**Material provided**:

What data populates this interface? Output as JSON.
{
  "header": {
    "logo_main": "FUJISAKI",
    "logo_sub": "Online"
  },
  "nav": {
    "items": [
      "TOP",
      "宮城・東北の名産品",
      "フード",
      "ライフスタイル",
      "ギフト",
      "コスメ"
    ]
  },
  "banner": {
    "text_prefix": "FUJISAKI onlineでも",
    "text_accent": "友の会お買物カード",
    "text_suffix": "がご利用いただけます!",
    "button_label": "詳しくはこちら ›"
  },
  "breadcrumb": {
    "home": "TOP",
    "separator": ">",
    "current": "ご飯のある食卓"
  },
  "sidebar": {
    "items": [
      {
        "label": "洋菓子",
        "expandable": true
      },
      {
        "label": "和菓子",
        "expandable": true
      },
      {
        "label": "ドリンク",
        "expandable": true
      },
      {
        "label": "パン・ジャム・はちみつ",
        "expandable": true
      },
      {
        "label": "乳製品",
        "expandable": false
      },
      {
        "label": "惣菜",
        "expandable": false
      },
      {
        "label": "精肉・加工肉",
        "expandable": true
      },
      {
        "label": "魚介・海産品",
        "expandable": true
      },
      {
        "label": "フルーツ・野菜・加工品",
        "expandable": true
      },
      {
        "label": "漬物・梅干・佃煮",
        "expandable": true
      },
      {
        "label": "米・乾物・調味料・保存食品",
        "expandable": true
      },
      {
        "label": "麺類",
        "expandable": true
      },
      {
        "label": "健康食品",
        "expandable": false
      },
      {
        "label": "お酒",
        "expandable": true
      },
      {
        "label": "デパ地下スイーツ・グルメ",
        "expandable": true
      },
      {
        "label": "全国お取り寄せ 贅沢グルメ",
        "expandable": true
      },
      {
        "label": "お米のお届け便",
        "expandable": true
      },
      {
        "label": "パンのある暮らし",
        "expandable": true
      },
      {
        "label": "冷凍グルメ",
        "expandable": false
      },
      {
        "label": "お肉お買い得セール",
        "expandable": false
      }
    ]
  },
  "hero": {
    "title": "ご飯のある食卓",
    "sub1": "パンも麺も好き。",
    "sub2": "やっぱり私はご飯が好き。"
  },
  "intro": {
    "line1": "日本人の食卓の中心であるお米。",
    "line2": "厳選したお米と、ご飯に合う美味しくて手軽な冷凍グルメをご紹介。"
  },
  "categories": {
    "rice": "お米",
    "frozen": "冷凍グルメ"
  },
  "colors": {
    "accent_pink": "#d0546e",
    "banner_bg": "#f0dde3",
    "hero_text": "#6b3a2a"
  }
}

...

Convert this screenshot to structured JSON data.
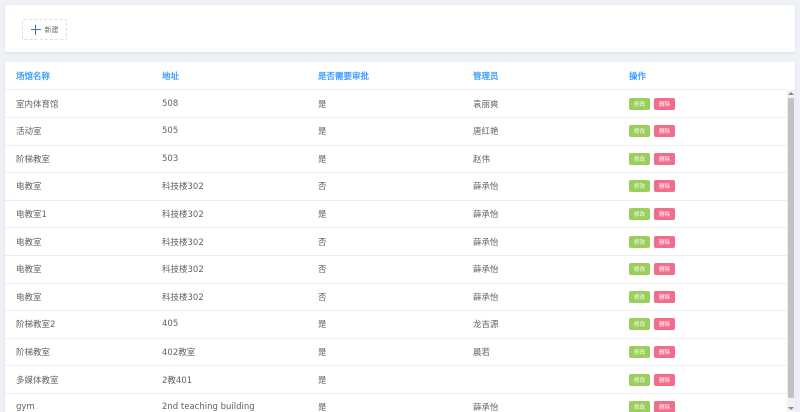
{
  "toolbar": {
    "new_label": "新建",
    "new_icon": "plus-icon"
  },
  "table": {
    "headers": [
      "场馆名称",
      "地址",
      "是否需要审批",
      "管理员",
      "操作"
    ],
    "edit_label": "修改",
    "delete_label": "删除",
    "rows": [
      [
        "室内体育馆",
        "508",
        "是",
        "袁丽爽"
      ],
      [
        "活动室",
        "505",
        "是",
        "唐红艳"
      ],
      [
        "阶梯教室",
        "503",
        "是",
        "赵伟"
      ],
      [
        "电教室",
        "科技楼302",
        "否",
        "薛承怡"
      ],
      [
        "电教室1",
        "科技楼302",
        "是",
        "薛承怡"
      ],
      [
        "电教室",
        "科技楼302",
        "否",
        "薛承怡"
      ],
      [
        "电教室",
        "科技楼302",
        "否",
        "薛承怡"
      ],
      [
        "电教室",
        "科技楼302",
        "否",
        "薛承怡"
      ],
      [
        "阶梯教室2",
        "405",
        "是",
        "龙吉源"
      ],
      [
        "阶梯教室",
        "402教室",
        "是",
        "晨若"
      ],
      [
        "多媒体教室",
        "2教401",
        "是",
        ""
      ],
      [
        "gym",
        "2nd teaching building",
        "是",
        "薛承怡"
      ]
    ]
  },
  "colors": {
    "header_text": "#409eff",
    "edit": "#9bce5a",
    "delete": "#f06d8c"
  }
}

==

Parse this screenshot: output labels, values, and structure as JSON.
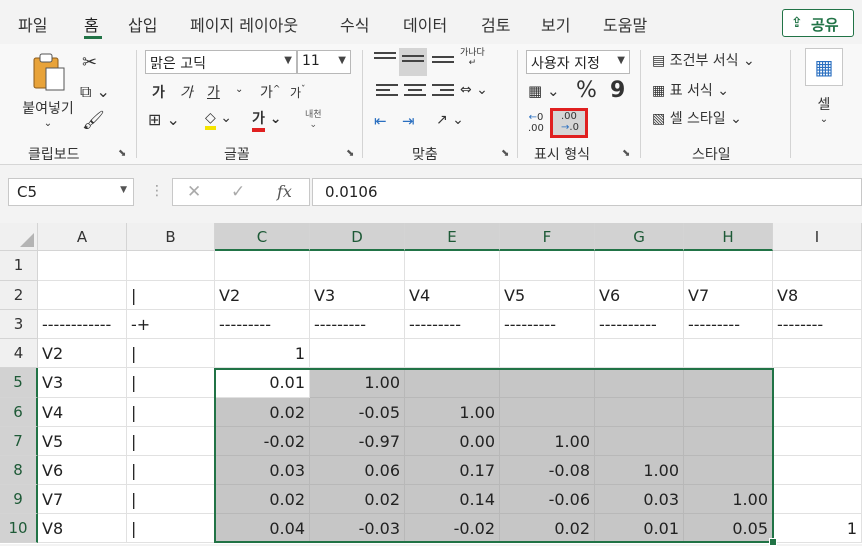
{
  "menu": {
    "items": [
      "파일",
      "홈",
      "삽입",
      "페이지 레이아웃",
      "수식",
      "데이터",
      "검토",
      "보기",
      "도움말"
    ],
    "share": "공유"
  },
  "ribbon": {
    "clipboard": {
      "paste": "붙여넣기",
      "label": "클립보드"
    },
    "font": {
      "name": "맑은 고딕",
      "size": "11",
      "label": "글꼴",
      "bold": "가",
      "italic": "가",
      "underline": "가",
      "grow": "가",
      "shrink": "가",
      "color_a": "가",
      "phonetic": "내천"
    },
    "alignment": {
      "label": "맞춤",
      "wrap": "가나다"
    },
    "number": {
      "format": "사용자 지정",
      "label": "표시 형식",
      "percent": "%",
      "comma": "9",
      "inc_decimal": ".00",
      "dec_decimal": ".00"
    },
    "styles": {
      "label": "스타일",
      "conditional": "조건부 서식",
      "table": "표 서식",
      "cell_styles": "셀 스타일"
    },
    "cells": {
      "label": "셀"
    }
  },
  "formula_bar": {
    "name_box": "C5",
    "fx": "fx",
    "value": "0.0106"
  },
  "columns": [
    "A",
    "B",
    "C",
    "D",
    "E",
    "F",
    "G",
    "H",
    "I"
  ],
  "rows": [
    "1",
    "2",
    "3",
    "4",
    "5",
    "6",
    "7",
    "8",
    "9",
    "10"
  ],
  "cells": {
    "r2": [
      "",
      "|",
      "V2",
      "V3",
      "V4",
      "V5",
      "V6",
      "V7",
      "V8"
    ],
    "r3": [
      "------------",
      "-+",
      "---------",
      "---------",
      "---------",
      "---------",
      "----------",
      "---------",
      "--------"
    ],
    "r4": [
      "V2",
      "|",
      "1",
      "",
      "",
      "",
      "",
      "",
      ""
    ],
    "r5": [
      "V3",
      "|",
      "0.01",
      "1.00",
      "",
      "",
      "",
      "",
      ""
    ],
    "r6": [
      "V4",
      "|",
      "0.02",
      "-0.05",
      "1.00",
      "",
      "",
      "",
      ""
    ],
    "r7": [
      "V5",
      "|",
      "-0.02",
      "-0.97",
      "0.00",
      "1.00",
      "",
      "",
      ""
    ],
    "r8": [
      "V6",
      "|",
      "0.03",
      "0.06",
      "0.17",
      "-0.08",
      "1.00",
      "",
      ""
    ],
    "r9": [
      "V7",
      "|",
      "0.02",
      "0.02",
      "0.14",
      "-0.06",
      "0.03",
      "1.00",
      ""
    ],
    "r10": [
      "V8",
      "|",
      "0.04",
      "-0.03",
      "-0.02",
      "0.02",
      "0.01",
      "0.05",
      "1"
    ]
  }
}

**The task**: Copy every single line of the material above that holds "screenshot".

**Written answer**:
Convert this screenshot to structured JSON data.
Parse this screenshot: output labels, values, and structure as JSON.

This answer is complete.